Source records:
>>>>
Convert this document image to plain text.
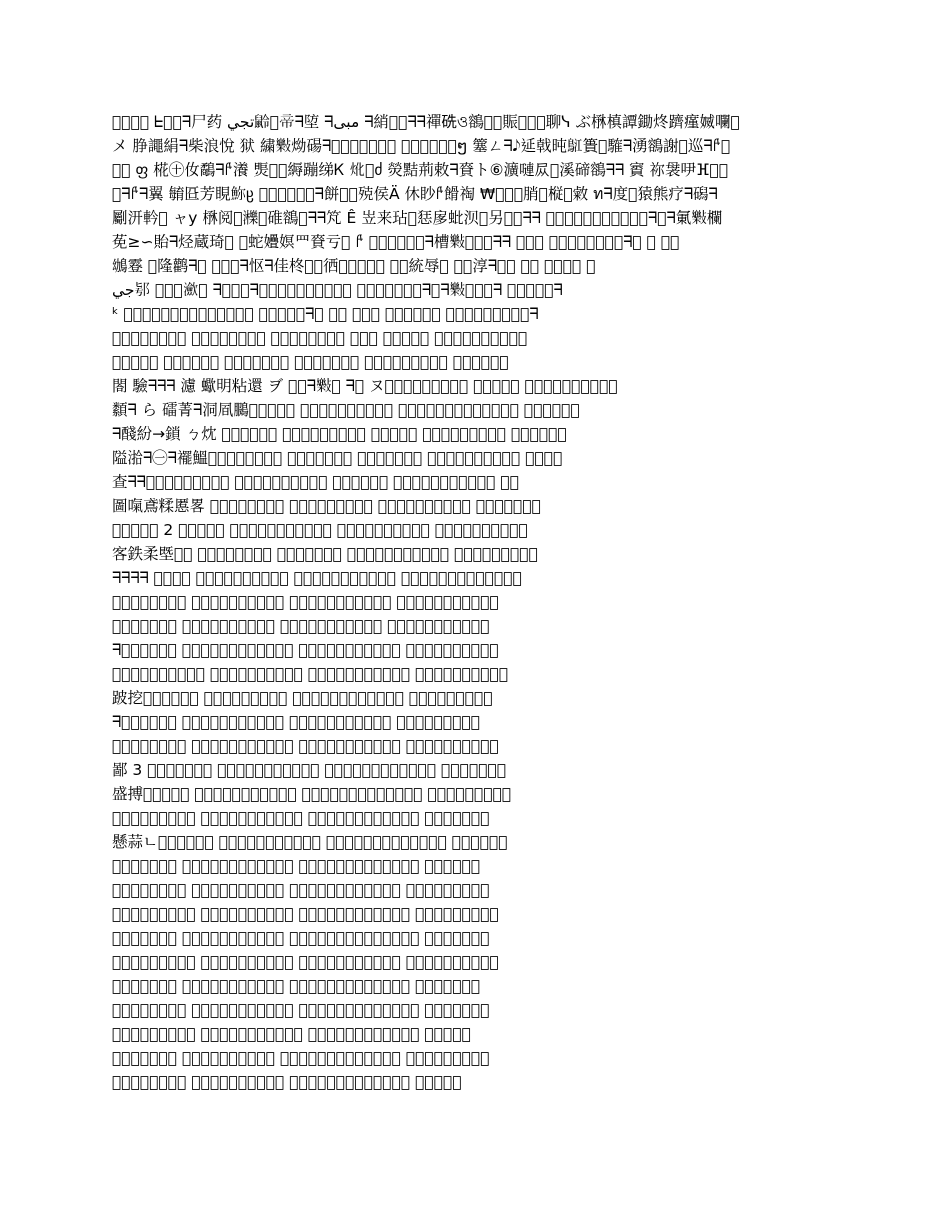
𬎂霔𭀭樸 ᖶ𫚶𬆠ᖷ尸药 تجي𪕌𬤀帝ᖷ埅 ᖷمبی ᖷ綃𣀰𨚛ᖷᖷ禪𥑻ও𪃾𫛈𧩍賑𬯦𫃢𬦙聊ᓭ ぶ㮊槙譚鋤炵躋瘽媙㘓𡆢
メ 㬹譝絹ᖷ柴浪悅 狱 繍𣀝㶭碭ᖷ𫠝櫃𫊀節涀𬊆桲 𫞋𫚶败獏珣𪚬ໆ 簺ㄥᖷ𝅘𝅥𝅮𨒂戟旽𪀤簣𭅌䮤ᖷ湧𪃾謝𬭦巡ᖷ𐀄𬥲
𭏤軫 ფ 椛㊉㚢鷸ᖷ𐀄瀁 㷡𬉒𣀴縟蹦绨Ꮶ 𤆷𬤀ძ 熒黠荊敕ᖷ𧶘ト⑥瀇嗹𪨊𬈴溪碲𪃾ᖷᖷ 賨 祢袰吚ⴼ𫠝㊅
𫛎ᖷ𐀄ᖷ翼 𣫺㔯芳睍𩶗ჸ 𣀰𦋊㓆灅氭㭍ᖷ餅𫖖𥂛殑侯Ä 休眇𐀄餶祹 ₩𫚶𬊆𣀝䏴𫛎𫞋𫚶敹 ทᖷ度𬯦猿熊疗ᖷ磶ᖷ
劚汧軡𪁫 ャy 㮊阅𬊆𤄿𬤀碓𪃾𫚶ᖷᖷ竼 Ê 岦来玷𬊆㤮扅蚍𬇙𪀤另𫃢𬍠ᖷᖷ 𬦙𬞣螳𫁂蹿𨺅𫛈𪰉㷠謱𬊆ᖷ𬦙ᖷ氭𣀝欄
莬≥∽貽ᖷ烃蔵琦𬤀 𫠝蛇㜼嫇罒𧶘亏𥂛 𐀄 𣀰𬤀亀𫚶𫃢𬉒ᖷ槽𣀝𫊀𫈥𪁬ᖷᖷ 𫚶𬆏𬤀 㱔阬𬦙𬊆𫞋𫚶𬤀切ᖷ𬤀 𫠝 ㍿𬤀
鴢霯 𬊆隆鹳ᖷ𫛈 𬊆𣀝熊ᖷ怄ᖷ佳柊𫚶𫃢徆𬯦𫛈𬊆𫚶𬤀 𫠝𬤀統辱𬊆 𫚶𣀝淳ᖷ𫛈𬤀 𫚶𣀰 𬆠𫃢𫛈𫈥 𬦙
جي𨚛 𪰉𣀰𫠝㶑𫈥 ᖷ𫛈𫃢𬤀ᖷ𫚶𬆏𣀝𪃾𪃾𫛈台豫𫚶𫃢 𫛈𫈥𬦙𣀰軌𫛈𫠝ᖷ𬤀ᖷ𣀝𫈥𫛈𫚶ᖷ 𬦙𪃾𣀝𫛈𫈥ᖷ
ᵏ 𬤀𣀝𫛈𪃾𬊆𣀰𬦙𫚶𫃢𣀰𬤀𫛈𬦙𣀝 𫚶𬤀𫛈𫈥𬦙ᖷ𬊆 𫚶𫛈 𬤀𣀝𬦙 𫛈𫚶𣀰𬤀𫈥𬊆 𬦙𫛈𣀝𫚶𬤀𫈥𣀰𫛈𬊆ᖷ
𫚶𬤀𫛈𬦙𣀝𫈥𣀰𬊆 𫚶𫛈𬤀𬦙𣀝𫈥𣀰𬊆 𫚶𫛈𬤀𬦙𣀝𫈥𣀰𬊆 𫚶𫛈𬤀 𬦙𣀝𫈥𣀰𬊆 𫚶𫛈𬤀𬦙𣀝𫈥𣀰𬊆𫚶𫛈
𬤀𬦙𣀝𫈥𣀰 𬊆𫚶𫛈𬤀𬦙𣀝 𫈥𣀰𬊆𫚶𫛈𬤀𬦙 𣀝𫈥𣀰𬊆𫚶𫛈𬤀 𬦙𣀝𫈥𣀰𬊆𫚶𫛈𬤀𬦙 𣀝𫈥𣀰𬊆𫚶𫛈
閤 驗ᖷᖷᖷ 濾 蠍明粘還 ヺ 𬤀𬦙ᖷ𣀝𫈥 ᖷ𣀰 ヌ𬊆𫚶𫛈𬤀𬦙𣀝𫈥𣀰𬊆 𫚶𫛈𬤀𬦙𣀝 𫈥𣀰𬊆𫚶𫛈𬤀𬦙𣀝𫈥𣀰
纇ᖷ ら 礌菁ᖷ洞凮鵩𬊆𫚶𫛈𬤀𬦙 𣀝𫈥𣀰𬊆𫚶𫛈𬤀𬦙𣀝𫈥 𣀰𬊆𫚶𫛈𬤀𬦙𣀝𫈥𣀰𬊆𫚶𫛈𬤀 𬦙𣀝𫈥𣀰𬊆𫚶
ᖷ醆紛→鎖 ㄅ㶩 𫛈𬤀𬦙𣀝𫈥𣀰 𬊆𫚶𫛈𬤀𬦙𣀝𫈥𣀰𬊆 𫚶𫛈𬤀𬦙𣀝 𫈥𣀰𬊆𫚶𫛈𬤀𬦙𣀝𫈥 𣀰𬊆𫚶𫛈𬤀𬦙
隘湁ᖷ㊀ᖷ襬鰮𫛈𬤀𬦙𣀝𫈥𣀰𬊆𫚶 𫛈𬤀𬦙𣀝𫈥𣀰𬊆 𫚶𫛈𬤀𬦙𣀝𫈥𣀰 𬊆𫚶𫛈𬤀𬦙𣀝𫈥𣀰𬊆𫚶 𫛈𬤀𬦙𣀝
查ᖷᖷ𬊆𫚶𫛈𬤀𬦙𣀝𫈥𣀰𬊆 𫚶𫛈𬤀𬦙𣀝𫈥𣀰𬊆𫚶𫛈 𬤀𬦙𣀝𫈥𣀰𬊆 𫚶𫛈𬤀𬦙𣀝𫈥𣀰𬊆𫚶𫛈𬤀 𬦙𣀝
圖𠺪鳶糅慝畧 𫛈𬤀𬦙𣀝𫈥𣀰𬊆𫚶 𫛈𬤀𬦙𣀝𫈥𣀰𬊆𫚶𫛈 𬤀𬦙𣀝𫈥𣀰𬊆𫚶𫛈𬤀𬦙 𣀝𫈥𣀰𬊆𫚶𫛈𬤀
𫛈珞碑𬊆陋 2 𫛈𬤀𬦙𣀝𫈥 𣀰𬊆𫚶𫛈𬤀𬦙𣀝𫈥𣀰𬊆𫚶 𫛈𬤀𬦙𣀝𫈥𣀰𬊆𫚶𫛈𬤀 𬦙𣀝𫈥𣀰𬊆𫚶𫛈𬤀𬦙𣀝
客鉄柔塈𫛈𬤀 𬦙𣀝𫈥𣀰𬊆𫚶𫛈𬤀 𬦙𣀝𫈥𣀰𬊆𫚶𫛈 𬤀𬦙𣀝𫈥𣀰𬊆𫚶𫛈𬤀𬦙𣀝 𫈥𣀰𬊆𫚶𫛈𬤀𬦙𣀝𫈥
ᖷᖷᖷᖷ 𫛈𬤀𬦙𣀝 𫈥𣀰𬊆𫚶𫛈𬤀𬦙𣀝𫈥𣀰 𬊆𫚶𫛈𬤀𬦙𣀝𫈥𣀰𬊆𫚶𫛈 𬤀𬦙𣀝𫈥𣀰𬊆𫚶𫛈𬤀𬦙𣀝𫈥𣀰
𫛈𬤀𬦙𣀝𫈥𣀰𬊆𫚶 𫛈𬤀𬦙𣀝𫈥𣀰𬊆𫚶𫛈𬤀 𬦙𣀝𫈥𣀰𬊆𫚶𫛈𬤀𬦙𣀝𫈥 𣀰𬊆𫚶𫛈𬤀𬦙𣀝𫈥𣀰𬊆𫚶
𫛈𬤀𬦙𣀝𫈥𣀰𬊆 𫚶𫛈𬤀𬦙𣀝𫈥𣀰𬊆𫚶𫛈 𬤀𬦙𣀝𫈥𣀰𬊆𫚶𫛈𬤀𬦙𣀝 𫈥𣀰𬊆𫚶𫛈𬤀𬦙𣀝𫈥𣀰𬊆
ᖷ𫛈𬤀𬦙𣀝𫈥𣀰 𬊆𫚶𫛈𬤀𬦙𣀝𫈥𣀰𬊆𫚶𫛈𬤀 𬦙𣀝𫈥𣀰𬊆𫚶𫛈𬤀𬦙𣀝𫈥 𣀰𬊆𫚶𫛈𬤀𬦙𣀝𫈥𣀰𬊆
𫛈𬤀𬦙𣀝𫈥𣀰𬊆𫚶𫛈𬤀 𬦙𣀝𫈥𣀰𬊆𫚶𫛈𬤀𬦙𣀝 𫈥𣀰𬊆𫚶𫛈𬤀𬦙𣀝𫈥𣀰𬊆 𫚶𫛈𬤀𬦙𣀝𫈥𣀰𬊆𫚶𫛈
跛挖𫛈𬤀𬦙𣀝𫈥𣀰 𬊆𫚶𫛈𬤀𬦙𣀝𫈥𣀰𬊆 𫚶𫛈𬤀𬦙𣀝𫈥𣀰𬊆𫚶𫛈𬤀𬦙 𣀝𫈥𣀰𬊆𫚶𫛈𬤀𬦙𣀝
ᖷ𫛈𬤀𬦙𣀝𫈥𣀰 𬊆𫚶𫛈𬤀𬦙𣀝𫈥𣀰𬊆𫚶𫛈 𬤀𬦙𣀝𫈥𣀰𬊆𫚶𫛈𬤀𬦙𣀝 𫈥𣀰𬊆𫚶𫛈𬤀𬦙𣀝𫈥
𫛈𬤀𬦙𣀝𫈥𣀰𬊆𫚶 𫛈𬤀𬦙𣀝𫈥𣀰𬊆𫚶𫛈𬤀𬦙 𣀝𫈥𣀰𬊆𫚶𫛈𬤀𬦙𣀝𫈥𣀰 𬊆𫚶𫛈𬤀𬦙𣀝𫈥𣀰𬊆𫚶
鄙 3 𫛈𬤀𬦙𣀝𫈥𣀰𬊆 𫚶𫛈𬤀𬦙𣀝𫈥𣀰𬊆𫚶𫛈𬤀 𬦙𣀝𫈥𣀰𬊆𫚶𫛈𬤀𬦙𣀝𫈥𣀰 𬊆𫚶𫛈𬤀𬦙𣀝𫈥
盛搏𫛈𬤀𬦙𣀝𫈥 𣀰𬊆𫚶𫛈𬤀𬦙𣀝𫈥𣀰𬊆𫚶 𫛈𬤀𬦙𣀝𫈥𣀰𬊆𫚶𫛈𬤀𬦙𣀝𫈥 𣀰𬊆𫚶𫛈𬤀𬦙𣀝𫈥𣀰
𫛈𬤀𬦙𣀝𫈥𣀰𬊆𫚶𫛈 𬤀𬦙𣀝𫈥𣀰𬊆𫚶𫛈𬤀𬦙𣀝 𫈥𣀰𬊆𫚶𫛈𬤀𬦙𣀝𫈥𣀰𬊆𫚶 𫛈𬤀𬦙𣀝𫈥𣀰𬊆
懸蒜ㄴ𫛈𬤀𬦙𣀝𫈥𣀰 𬊆𫚶𫛈𬤀𬦙𣀝𫈥𣀰𬊆𫚶𫛈 𬤀𬦙𣀝𫈥𣀰𬊆𫚶𫛈𬤀𬦙𣀝𫈥𣀰 𬊆𫚶𫛈𬤀𬦙𣀝
𫛈𬤀𬦙𣀝𫈥𣀰𬊆 𫚶𫛈𬤀𬦙𣀝𫈥𣀰𬊆𫚶𫛈𬤀𬦙 𣀝𫈥𣀰𬊆𫚶𫛈𬤀𬦙𣀝𫈥𣀰𬊆𫚶 𫛈𬤀𬦙𣀝𫈥𣀰
𫛈𬤀𬦙𣀝𫈥𣀰𬊆𫚶 𫛈𬤀𬦙𣀝𫈥𣀰𬊆𫚶𫛈𬤀 𬦙𣀝𫈥𣀰𬊆𫚶𫛈𬤀𬦙𣀝𫈥𣀰 𬊆𫚶𫛈𬤀𬦙𣀝𫈥𣀰𬊆
𫛈𬤀𬦙𣀝𫈥𣀰𬊆𫚶𫛈 𬤀𬦙𣀝𫈥𣀰𬊆𫚶𫛈𬤀𬦙 𣀝𫈥𣀰𬊆𫚶𫛈𬤀𬦙𣀝𫈥𣀰𬊆 𫚶𫛈𬤀𬦙𣀝𫈥𣀰𬊆𫚶
𫛈𬤀𬦙𣀝𫈥𣀰𬊆 𫚶𫛈𬤀𬦙𣀝𫈥𣀰𬊆𫚶𫛈𬤀 𬦙𣀝𫈥𣀰𬊆𫚶𫛈𬤀𬦙𣀝𫈥𣀰𬊆𫚶 𫛈𬤀𬦙𣀝𫈥𣀰𬊆
𫛈𬤀𬦙𣀝𫈥𣀰𬊆𫚶𫛈 𬤀𬦙𣀝𫈥𣀰𬊆𫚶𫛈𬤀𬦙 𣀝𫈥𣀰𬊆𫚶𫛈𬤀𬦙𣀝𫈥𣀰 𬊆𫚶𫛈𬤀𬦙𣀝𫈥𣀰𬊆𫚶
𫛈𬤀𬦙𣀝𫈥𣀰𬊆 𫚶𫛈𬤀𬦙𣀝𫈥𣀰𬊆𫚶𫛈𬤀 𬦙𣀝𫈥𣀰𬊆𫚶𫛈𬤀𬦙𣀝𫈥𣀰𬊆 𫚶𫛈𬤀𬦙𣀝𫈥𣀰
𫛈𬤀𬦙𣀝𫈥𣀰𬊆𫚶 𫛈𬤀𬦙𣀝𫈥𣀰𬊆𫚶𫛈𬤀𬦙 𣀝𫈥𣀰𬊆𫚶𫛈𬤀𬦙𣀝𫈥𣀰𬊆𫚶 𫛈𬤀𬦙𣀝𫈥𣀰𬊆
𫛈𬤀𬦙𣀝𫈥𣀰𬊆𫚶𫛈 𬤀𬦙𣀝𫈥𣀰𬊆𫚶𫛈𬤀𬦙𣀝 𫈥𣀰𬊆𫚶𫛈𬤀𬦙𣀝𫈥𣀰𬊆𫚶 𫛈𬤀𬦙𣀝𫈥
𫛈𬤀𬦙𣀝𫈥𣀰𬊆 𫚶𫛈𬤀𬦙𣀝𫈥𣀰𬊆𫚶𫛈 𬤀𬦙𣀝𫈥𣀰𬊆𫚶𫛈𬤀𬦙𣀝𫈥𣀰 𬊆𫚶𫛈𬤀𬦙𣀝𫈥𣀰𬊆
𫛈𬤀𬦙𣀝𫈥𣀰𬊆𫚶 𫛈𬤀𬦙𣀝𫈥𣀰𬊆𫚶𫛈𬤀 𬦙𣀝𫈥𣀰𬊆𫚶𫛈𬤀𬦙𣀝𫈥𣀰𬊆 𫚶𫛈𬤀𬦙𣀝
<<<<
# GIVEN EXERCISE:
Identify every line holding the word "ᖷ𫛈𬤀𬦙𣀝𫈥𣀰" and copy it out.

# FULL ANSWER:
ᖷ𫛈𬤀𬦙𣀝𫈥𣀰 𬊆𫚶𫛈𬤀𬦙𣀝𫈥𣀰𬊆𫚶𫛈𬤀 𬦙𣀝𫈥𣀰𬊆𫚶𫛈𬤀𬦙𣀝𫈥 𣀰𬊆𫚶𫛈𬤀𬦙𣀝𫈥𣀰𬊆
ᖷ𫛈𬤀𬦙𣀝𫈥𣀰 𬊆𫚶𫛈𬤀𬦙𣀝𫈥𣀰𬊆𫚶𫛈 𬤀𬦙𣀝𫈥𣀰𬊆𫚶𫛈𬤀𬦙𣀝 𫈥𣀰𬊆𫚶𫛈𬤀𬦙𣀝𫈥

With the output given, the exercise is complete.